**Directions for this task**
Check each line of the records for "title"; collect those that have it.

**Stored rows**
[Start]

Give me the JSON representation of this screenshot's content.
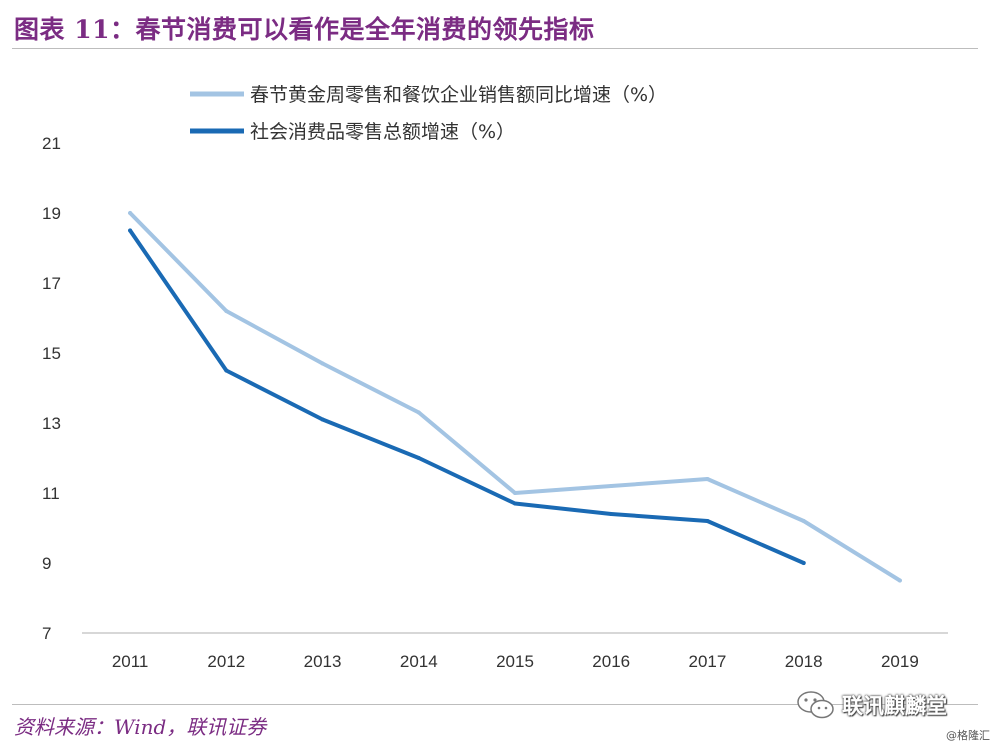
{
  "header": {
    "title": "图表 11：春节消费可以看作是全年消费的领先指标"
  },
  "footer": {
    "source": "资料来源：Wind，联讯证券",
    "watermark": "联讯麒麟堂",
    "watermark_small": "@格隆汇"
  },
  "colors": {
    "title": "#7b2c83",
    "series_light": "#a3c4e3",
    "series_dark": "#1a6ab4"
  },
  "chart_data": {
    "type": "line",
    "title": "",
    "xlabel": "",
    "ylabel": "",
    "x": [
      "2011",
      "2012",
      "2013",
      "2014",
      "2015",
      "2016",
      "2017",
      "2018",
      "2019"
    ],
    "ylim": [
      7,
      21
    ],
    "yticks": [
      7,
      9,
      11,
      13,
      15,
      17,
      19,
      21
    ],
    "legend_position": "top-left",
    "grid": false,
    "series": [
      {
        "name": "春节黄金周零售和餐饮企业销售额同比增速（%）",
        "color": "#a3c4e3",
        "values": [
          19.0,
          16.2,
          14.7,
          13.3,
          11.0,
          11.2,
          11.4,
          10.2,
          8.5
        ]
      },
      {
        "name": "社会消费品零售总额增速（%）",
        "color": "#1a6ab4",
        "values": [
          18.5,
          14.5,
          13.1,
          12.0,
          10.7,
          10.4,
          10.2,
          9.0,
          null
        ]
      }
    ]
  }
}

[End]

**Task result**
    "title": "图表 11：春节消费可以看作是全年消费的领先指标"
    "title": "#7b2c83",
    "title": "",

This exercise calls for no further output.